## Problem requirements
Copy every line of the records below where the word "microfone" occurs.

-- start Records for the exercise --

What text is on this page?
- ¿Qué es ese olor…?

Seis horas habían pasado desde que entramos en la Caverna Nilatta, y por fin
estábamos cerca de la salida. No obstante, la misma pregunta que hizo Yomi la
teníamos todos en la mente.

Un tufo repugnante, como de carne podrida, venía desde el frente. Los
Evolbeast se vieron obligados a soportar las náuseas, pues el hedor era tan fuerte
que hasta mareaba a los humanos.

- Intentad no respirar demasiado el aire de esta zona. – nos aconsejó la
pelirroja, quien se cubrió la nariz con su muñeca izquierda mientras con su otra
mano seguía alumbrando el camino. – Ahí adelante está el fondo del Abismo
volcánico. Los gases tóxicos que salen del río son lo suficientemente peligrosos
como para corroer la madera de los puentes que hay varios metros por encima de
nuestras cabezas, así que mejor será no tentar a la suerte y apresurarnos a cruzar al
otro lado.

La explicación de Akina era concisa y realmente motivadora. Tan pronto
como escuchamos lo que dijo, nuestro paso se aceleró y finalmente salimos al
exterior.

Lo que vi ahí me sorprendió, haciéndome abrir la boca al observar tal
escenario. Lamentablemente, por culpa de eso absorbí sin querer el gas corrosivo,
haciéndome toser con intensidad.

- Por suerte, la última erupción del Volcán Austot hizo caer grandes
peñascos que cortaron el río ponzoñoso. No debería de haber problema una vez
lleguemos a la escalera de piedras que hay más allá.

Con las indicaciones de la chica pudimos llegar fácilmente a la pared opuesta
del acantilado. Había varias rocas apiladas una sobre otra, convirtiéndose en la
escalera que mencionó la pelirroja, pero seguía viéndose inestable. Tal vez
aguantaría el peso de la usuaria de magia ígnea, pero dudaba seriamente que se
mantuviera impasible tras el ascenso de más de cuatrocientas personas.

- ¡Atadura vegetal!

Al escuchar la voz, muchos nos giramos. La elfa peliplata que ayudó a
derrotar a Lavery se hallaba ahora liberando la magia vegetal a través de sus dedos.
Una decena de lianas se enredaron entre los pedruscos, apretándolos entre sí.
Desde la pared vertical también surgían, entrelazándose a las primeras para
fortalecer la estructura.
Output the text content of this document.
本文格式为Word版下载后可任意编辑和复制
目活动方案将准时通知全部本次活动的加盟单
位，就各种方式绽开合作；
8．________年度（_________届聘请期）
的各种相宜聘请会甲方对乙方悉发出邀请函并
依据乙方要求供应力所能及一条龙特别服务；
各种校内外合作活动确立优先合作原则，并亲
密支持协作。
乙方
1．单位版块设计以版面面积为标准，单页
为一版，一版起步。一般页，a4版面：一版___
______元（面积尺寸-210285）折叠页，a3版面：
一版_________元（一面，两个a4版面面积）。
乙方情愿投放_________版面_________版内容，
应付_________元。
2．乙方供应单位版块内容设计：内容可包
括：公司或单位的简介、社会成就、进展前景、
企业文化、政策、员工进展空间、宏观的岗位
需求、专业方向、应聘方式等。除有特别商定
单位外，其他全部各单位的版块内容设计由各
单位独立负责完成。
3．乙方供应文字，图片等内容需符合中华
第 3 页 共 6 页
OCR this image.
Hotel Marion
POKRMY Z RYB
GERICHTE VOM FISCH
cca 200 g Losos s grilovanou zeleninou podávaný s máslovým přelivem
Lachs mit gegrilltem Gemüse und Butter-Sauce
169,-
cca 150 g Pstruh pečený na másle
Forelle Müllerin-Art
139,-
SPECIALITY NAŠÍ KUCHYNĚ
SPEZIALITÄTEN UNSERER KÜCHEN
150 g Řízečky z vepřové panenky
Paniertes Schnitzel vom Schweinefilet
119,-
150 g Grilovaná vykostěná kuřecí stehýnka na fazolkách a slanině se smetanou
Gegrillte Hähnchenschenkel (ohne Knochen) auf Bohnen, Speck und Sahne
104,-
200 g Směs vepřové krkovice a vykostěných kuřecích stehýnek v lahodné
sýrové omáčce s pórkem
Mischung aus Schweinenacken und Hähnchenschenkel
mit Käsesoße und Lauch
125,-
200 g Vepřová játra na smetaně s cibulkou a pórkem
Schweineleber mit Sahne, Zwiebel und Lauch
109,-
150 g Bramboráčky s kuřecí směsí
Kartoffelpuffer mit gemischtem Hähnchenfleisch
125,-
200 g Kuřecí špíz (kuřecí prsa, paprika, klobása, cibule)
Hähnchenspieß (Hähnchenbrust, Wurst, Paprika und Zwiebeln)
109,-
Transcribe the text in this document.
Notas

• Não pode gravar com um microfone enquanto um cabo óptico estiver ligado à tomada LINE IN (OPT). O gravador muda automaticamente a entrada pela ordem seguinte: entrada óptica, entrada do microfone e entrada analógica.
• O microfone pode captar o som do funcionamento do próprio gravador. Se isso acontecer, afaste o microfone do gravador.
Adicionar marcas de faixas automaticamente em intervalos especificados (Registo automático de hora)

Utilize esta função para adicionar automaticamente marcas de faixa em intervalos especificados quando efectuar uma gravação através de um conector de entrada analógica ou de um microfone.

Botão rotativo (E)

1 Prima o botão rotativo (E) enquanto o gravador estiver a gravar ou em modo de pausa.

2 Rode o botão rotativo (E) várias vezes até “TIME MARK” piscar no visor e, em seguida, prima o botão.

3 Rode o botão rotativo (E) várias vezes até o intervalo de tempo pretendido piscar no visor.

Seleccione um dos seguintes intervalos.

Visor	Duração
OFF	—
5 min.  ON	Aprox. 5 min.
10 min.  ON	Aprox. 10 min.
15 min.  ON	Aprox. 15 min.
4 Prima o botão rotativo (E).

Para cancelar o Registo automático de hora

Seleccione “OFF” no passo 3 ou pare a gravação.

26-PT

-- end Records for the exercise --

## Worked answer
• Não pode gravar com um microfone enquanto um cabo óptico estiver ligado à tomada LINE IN (OPT). O gravador muda automaticamente a entrada pela ordem seguinte: entrada óptica, entrada do microfone e entrada analógica.
• O microfone pode captar o som do funcionamento do próprio gravador. Se isso acontecer, afaste o microfone do gravador.
Utilize esta função para adicionar automaticamente marcas de faixa em intervalos especificados quando efectuar uma gravação através de um conector de entrada analógica ou de um microfone.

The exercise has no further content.